- [GIVEN EXERCISE]
Each line that holds the string "color" counts once; say how many such lines there are and add nothing.

- [STORED ROWS]

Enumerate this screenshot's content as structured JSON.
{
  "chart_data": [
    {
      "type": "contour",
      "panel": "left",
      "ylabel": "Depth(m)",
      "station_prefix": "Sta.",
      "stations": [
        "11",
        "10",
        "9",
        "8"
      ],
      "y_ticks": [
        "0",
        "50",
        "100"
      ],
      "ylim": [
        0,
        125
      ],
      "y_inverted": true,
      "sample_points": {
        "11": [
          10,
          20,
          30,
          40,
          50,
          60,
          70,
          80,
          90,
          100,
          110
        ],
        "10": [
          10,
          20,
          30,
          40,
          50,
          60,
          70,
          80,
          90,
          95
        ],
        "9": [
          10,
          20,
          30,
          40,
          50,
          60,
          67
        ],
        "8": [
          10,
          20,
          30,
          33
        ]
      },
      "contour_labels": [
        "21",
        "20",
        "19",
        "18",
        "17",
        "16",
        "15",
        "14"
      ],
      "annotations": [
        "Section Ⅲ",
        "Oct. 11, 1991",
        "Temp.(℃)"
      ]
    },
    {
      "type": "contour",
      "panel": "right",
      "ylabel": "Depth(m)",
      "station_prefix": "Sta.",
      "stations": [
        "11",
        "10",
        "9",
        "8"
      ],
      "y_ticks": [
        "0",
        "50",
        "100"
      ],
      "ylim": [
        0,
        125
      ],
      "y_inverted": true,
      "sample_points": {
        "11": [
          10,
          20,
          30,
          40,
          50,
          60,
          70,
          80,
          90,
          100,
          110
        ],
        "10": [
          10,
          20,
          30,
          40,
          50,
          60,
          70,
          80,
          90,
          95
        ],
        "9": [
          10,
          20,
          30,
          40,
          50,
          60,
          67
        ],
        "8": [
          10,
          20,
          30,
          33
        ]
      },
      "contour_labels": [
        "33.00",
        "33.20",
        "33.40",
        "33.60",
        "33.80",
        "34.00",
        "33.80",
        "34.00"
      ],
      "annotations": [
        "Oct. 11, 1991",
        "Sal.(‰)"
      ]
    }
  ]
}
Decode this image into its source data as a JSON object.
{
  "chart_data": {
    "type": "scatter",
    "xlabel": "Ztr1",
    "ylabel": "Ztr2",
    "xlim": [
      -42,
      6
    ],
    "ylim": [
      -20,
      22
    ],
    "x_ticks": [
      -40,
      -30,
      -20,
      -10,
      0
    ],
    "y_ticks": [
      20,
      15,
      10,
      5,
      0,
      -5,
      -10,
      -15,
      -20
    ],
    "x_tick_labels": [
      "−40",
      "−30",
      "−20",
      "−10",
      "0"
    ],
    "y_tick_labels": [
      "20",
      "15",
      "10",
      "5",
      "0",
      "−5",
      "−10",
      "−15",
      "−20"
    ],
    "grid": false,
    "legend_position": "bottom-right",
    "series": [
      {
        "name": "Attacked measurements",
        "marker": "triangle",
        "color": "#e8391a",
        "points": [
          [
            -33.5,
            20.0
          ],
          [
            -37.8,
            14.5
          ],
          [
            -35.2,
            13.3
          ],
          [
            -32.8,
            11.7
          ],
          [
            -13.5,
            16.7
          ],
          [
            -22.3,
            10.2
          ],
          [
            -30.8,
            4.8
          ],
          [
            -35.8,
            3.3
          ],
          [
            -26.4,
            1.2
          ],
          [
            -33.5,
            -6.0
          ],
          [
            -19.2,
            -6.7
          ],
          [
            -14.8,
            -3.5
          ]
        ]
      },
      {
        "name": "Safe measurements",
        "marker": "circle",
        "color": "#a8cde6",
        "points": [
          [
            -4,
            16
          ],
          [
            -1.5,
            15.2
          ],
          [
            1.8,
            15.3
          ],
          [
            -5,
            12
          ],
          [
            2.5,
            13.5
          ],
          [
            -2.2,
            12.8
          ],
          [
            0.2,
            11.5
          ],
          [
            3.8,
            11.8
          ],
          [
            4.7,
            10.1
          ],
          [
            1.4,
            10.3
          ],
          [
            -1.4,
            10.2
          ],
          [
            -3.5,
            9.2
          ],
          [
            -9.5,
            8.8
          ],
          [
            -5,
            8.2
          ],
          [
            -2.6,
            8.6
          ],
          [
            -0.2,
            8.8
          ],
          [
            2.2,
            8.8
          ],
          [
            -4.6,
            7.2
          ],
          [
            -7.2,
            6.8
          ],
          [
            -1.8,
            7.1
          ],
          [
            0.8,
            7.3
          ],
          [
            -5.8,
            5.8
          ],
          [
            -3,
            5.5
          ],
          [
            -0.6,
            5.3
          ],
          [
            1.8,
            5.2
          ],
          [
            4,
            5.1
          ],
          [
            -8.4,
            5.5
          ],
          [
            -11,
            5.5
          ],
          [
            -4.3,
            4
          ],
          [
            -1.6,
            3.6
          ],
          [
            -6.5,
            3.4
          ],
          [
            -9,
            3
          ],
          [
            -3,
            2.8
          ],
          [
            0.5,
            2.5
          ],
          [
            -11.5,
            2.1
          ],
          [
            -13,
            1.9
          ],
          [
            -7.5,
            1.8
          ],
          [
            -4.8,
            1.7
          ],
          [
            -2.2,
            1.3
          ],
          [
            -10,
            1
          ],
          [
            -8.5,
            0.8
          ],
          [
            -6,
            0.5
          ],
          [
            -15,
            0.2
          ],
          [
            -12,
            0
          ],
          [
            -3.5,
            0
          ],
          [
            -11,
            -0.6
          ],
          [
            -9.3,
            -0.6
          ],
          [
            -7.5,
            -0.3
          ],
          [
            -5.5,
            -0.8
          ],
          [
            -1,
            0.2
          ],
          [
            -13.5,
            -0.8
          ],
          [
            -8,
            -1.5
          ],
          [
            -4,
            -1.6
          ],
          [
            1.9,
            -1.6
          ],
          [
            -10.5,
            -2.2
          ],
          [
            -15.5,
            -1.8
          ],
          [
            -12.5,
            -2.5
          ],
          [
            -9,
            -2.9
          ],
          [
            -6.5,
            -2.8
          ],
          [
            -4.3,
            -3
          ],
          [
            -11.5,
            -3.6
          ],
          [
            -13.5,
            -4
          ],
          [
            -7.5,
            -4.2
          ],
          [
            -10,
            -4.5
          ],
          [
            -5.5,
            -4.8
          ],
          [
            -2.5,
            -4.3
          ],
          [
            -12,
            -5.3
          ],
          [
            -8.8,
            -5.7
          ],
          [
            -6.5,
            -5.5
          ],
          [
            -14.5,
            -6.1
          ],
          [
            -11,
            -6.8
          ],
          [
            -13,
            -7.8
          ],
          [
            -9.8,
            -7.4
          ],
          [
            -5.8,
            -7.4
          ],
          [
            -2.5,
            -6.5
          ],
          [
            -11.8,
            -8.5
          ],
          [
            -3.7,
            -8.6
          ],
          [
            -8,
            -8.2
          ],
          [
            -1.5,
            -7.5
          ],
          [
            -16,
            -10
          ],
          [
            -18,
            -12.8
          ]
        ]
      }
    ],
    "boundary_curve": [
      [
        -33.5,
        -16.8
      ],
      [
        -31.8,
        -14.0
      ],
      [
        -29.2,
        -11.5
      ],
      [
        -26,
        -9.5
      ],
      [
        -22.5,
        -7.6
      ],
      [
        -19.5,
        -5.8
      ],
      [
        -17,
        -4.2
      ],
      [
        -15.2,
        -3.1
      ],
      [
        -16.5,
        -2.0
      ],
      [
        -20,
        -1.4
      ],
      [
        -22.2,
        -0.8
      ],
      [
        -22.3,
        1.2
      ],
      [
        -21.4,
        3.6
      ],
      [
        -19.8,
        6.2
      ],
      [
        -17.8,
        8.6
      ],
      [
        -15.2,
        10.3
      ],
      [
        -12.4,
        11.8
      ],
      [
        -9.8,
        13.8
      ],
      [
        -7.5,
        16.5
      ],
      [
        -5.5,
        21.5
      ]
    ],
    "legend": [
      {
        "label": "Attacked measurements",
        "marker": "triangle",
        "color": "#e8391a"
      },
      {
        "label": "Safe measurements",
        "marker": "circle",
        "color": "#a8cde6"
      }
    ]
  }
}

- [ANSWER TO THE PROBLEM]
4